» **Written task**:
Report how many lines contain "Earnings". Give the number and nothing else.

(Stored items from a collection)
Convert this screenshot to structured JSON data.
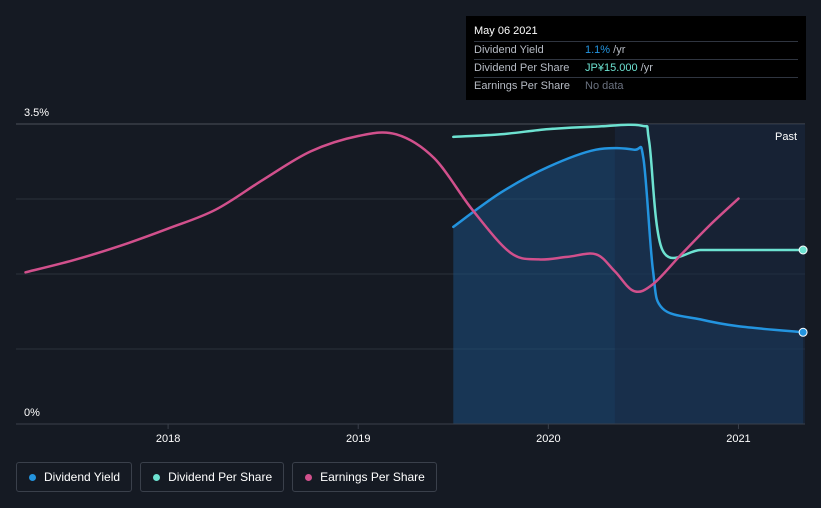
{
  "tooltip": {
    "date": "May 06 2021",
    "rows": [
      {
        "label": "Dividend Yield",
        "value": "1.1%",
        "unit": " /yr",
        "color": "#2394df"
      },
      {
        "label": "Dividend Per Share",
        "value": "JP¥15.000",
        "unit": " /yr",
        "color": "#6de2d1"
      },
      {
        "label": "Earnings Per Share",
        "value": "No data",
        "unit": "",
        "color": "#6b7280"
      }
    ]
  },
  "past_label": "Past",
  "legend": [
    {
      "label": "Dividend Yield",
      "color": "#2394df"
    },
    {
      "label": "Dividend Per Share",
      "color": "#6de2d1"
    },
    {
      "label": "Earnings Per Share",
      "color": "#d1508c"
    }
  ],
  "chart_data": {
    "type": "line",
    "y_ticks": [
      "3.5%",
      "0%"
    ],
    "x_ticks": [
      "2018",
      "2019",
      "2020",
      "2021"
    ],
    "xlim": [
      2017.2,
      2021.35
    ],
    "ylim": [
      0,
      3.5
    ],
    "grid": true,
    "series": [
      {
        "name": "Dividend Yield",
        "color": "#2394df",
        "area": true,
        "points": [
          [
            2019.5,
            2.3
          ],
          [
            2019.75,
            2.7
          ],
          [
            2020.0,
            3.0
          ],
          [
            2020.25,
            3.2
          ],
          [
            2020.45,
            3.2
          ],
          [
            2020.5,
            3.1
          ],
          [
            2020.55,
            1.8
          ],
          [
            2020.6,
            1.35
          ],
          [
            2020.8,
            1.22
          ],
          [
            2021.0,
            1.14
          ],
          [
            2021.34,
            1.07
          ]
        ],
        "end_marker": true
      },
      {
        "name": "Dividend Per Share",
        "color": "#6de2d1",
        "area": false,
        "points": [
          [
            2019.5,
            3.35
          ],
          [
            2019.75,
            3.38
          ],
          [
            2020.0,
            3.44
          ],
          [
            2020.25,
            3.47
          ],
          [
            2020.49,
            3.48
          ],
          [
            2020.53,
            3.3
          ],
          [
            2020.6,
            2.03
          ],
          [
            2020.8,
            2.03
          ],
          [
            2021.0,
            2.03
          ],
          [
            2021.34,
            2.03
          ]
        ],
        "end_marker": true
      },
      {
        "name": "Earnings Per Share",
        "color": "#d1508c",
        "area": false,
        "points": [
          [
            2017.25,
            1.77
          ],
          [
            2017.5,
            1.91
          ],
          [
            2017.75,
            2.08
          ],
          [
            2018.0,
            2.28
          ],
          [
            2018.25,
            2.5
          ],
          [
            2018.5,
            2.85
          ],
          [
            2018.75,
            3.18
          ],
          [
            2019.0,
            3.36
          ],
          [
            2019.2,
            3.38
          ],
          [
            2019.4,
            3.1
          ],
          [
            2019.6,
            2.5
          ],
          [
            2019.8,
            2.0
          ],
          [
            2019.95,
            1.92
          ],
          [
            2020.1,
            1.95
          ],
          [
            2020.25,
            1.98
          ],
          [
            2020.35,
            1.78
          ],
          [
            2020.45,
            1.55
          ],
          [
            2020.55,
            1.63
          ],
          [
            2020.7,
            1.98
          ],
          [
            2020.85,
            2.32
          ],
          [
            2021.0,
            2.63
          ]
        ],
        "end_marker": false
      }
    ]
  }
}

--

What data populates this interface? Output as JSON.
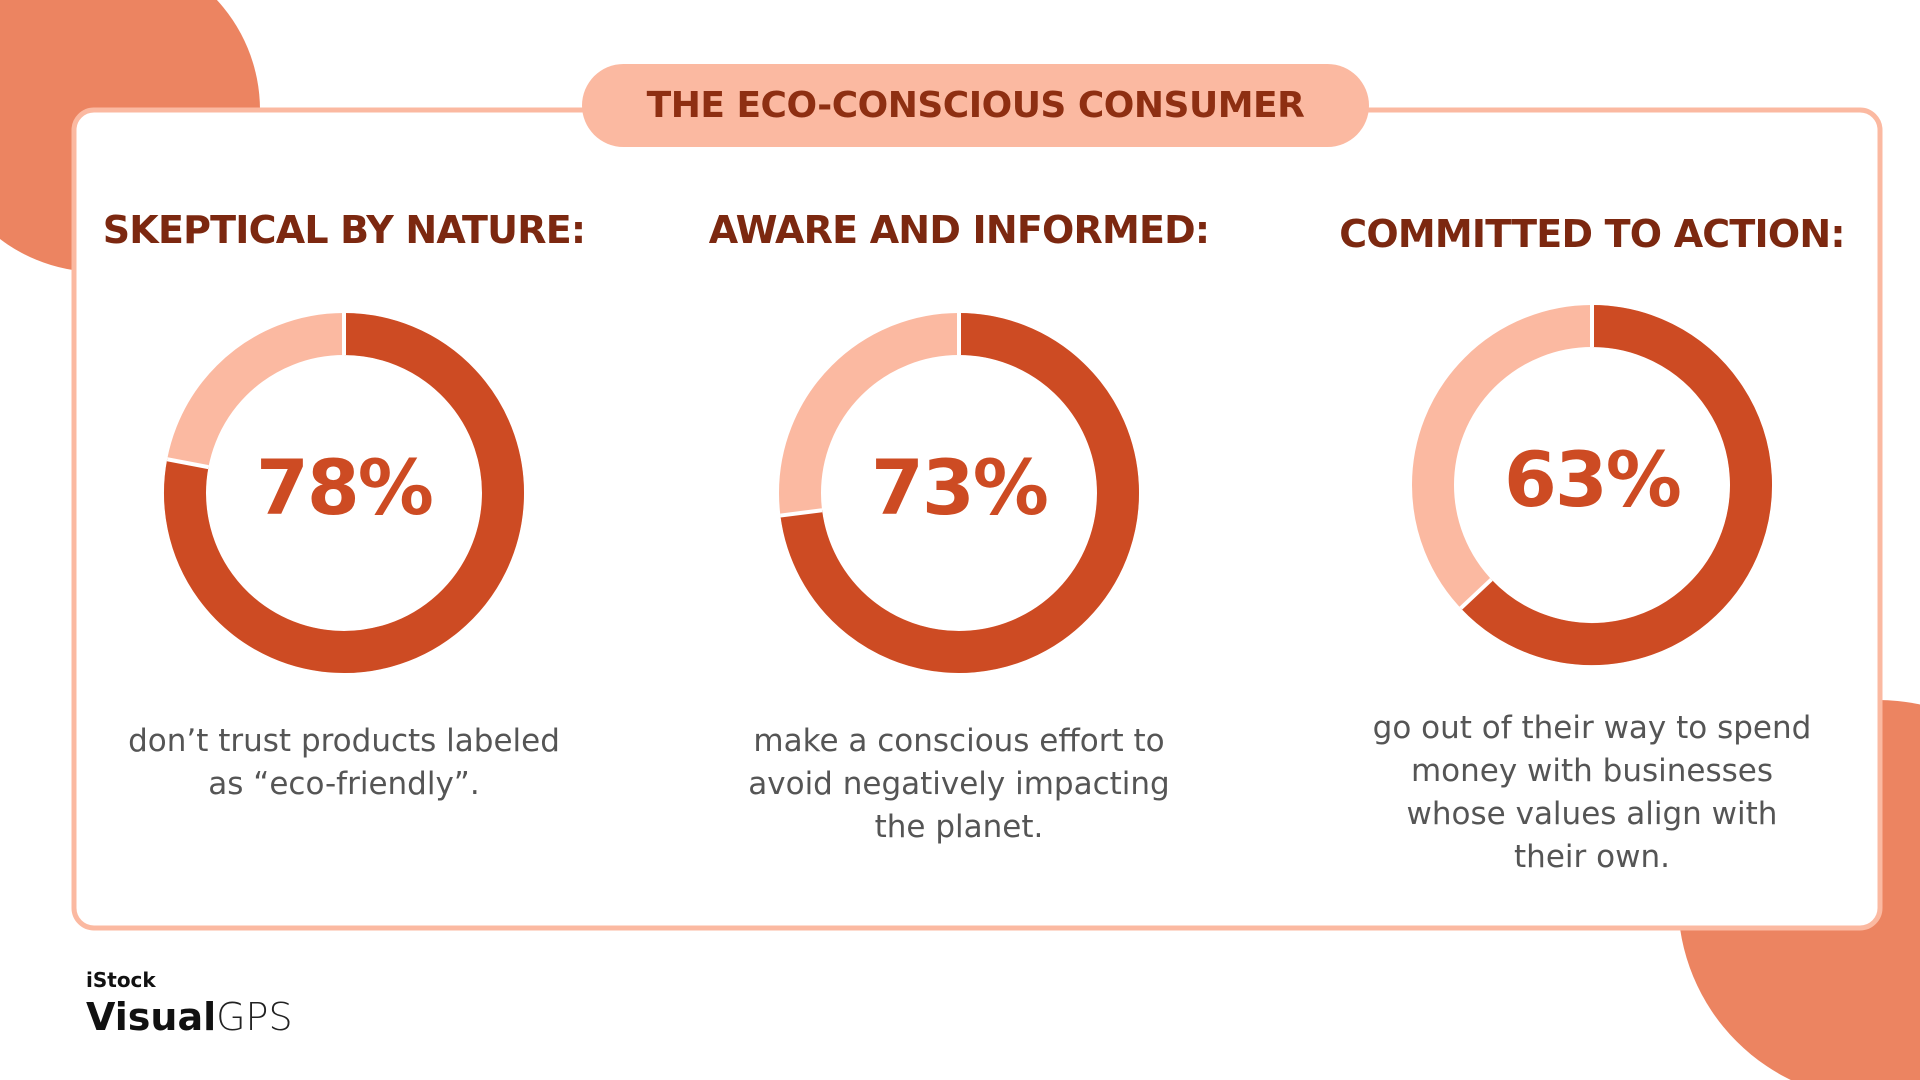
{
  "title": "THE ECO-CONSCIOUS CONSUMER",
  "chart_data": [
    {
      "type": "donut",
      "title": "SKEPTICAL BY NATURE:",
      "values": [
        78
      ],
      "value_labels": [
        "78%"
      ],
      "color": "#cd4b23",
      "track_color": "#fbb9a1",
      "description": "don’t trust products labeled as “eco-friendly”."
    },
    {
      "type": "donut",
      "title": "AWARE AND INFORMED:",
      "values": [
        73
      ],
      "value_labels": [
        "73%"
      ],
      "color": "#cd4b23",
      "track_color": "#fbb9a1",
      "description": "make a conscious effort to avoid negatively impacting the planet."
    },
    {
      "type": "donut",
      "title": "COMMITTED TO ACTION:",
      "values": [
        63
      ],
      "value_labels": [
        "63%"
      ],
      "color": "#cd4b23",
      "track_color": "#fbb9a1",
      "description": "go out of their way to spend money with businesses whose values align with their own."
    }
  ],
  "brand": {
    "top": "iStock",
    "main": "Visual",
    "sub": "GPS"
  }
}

» **Result of this exercise**:
3